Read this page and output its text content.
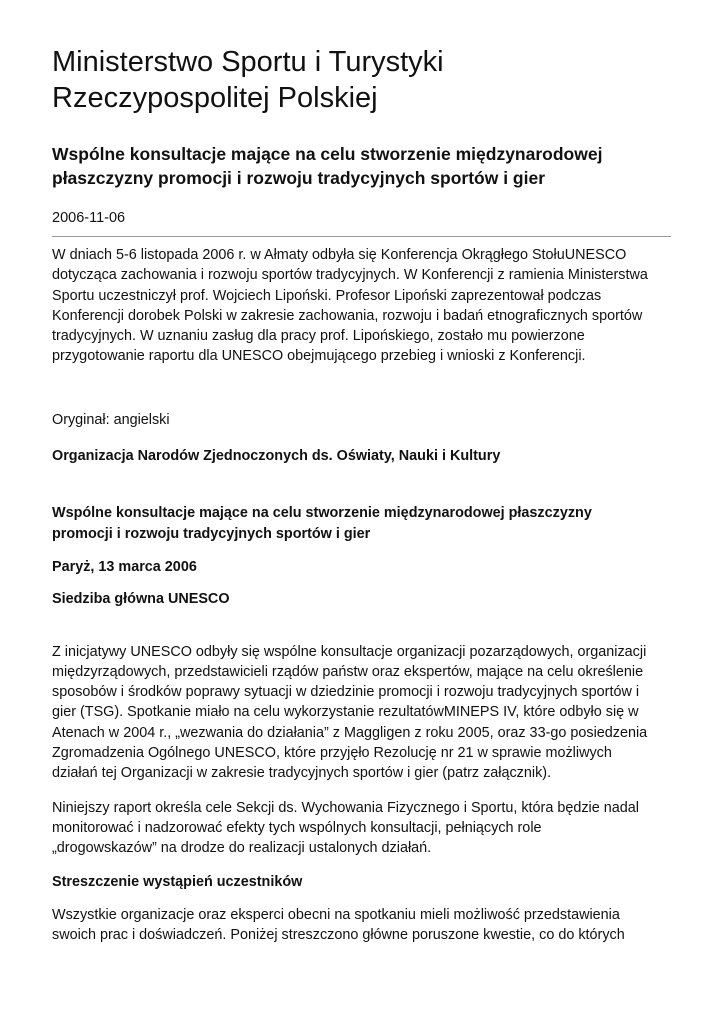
Ministerstwo Sportu i Turystyki
Rzeczypospolitej Polskiej
Wspólne konsultacje mające na celu stworzenie międzynarodowej
płaszczyzny promocji i rozwoju tradycyjnych sportów i gier
2006-11-06

W dniach 5-6 listopada 2006 r. w Ałmaty odbyła się Konferencja Okrągłego StołuUNESCO
dotycząca zachowania i rozwoju sportów tradycyjnych. W Konferencji z ramienia Ministerstwa
Sportu uczestniczył prof. Wojciech Lipoński. Profesor Lipoński zaprezentował podczas
Konferencji dorobek Polski w zakresie zachowania, rozwoju i badań etnograficznych sportów
tradycyjnych. W uznaniu zasług dla pracy prof. Lipońskiego, zostało mu powierzone
przygotowanie raportu dla UNESCO obejmującego przebieg i wnioski z Konferencji.

Oryginał: angielski

Organizacja Narodów Zjednoczonych ds. Oświaty, Nauki i Kultury

Wspólne konsultacje mające na celu stworzenie międzynarodowej płaszczyzny
promocji i rozwoju tradycyjnych sportów i gier

Paryż, 13 marca 2006

Siedziba główna UNESCO

Z inicjatywy UNESCO odbyły się wspólne konsultacje organizacji pozarządowych, organizacji
międzyrządowych, przedstawicieli rządów państw oraz ekspertów, mające na celu określenie
sposobów i środków poprawy sytuacji w dziedzinie promocji i rozwoju tradycyjnych sportów i
gier (TSG). Spotkanie miało na celu wykorzystanie rezultatówMINEPS IV, które odbyło się w
Atenach w 2004 r., „wezwania do działania” z Maggligen z roku 2005, oraz 33-go posiedzenia
Zgromadzenia Ogólnego UNESCO, które przyjęło Rezolucję nr 21 w sprawie możliwych
działań tej Organizacji w zakresie tradycyjnych sportów i gier (patrz załącznik).

Niniejszy raport określa cele Sekcji ds. Wychowania Fizycznego i Sportu, która będzie nadal
monitorować i nadzorować efekty tych wspólnych konsultacji, pełniących role
„drogowskazów” na drodze do realizacji ustalonych działań.

Streszczenie wystąpień uczestników

Wszystkie organizacje oraz eksperci obecni na spotkaniu mieli możliwość przedstawienia
swoich prac i doświadczeń. Poniżej streszczono główne poruszone kwestie, co do których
● ● ● ● ● ● ●
WRITTEN INSTRUCTION
Using the listing, copy every line where the word "gier" shows up.

FULL ANSWER
płaszczyzny promocji i rozwoju tradycyjnych sportów i gier
promocji i rozwoju tradycyjnych sportów i gier
gier (TSG). Spotkanie miało na celu wykorzystanie rezultatówMINEPS IV, które odbyło się w
działań tej Organizacji w zakresie tradycyjnych sportów i gier (patrz załącznik).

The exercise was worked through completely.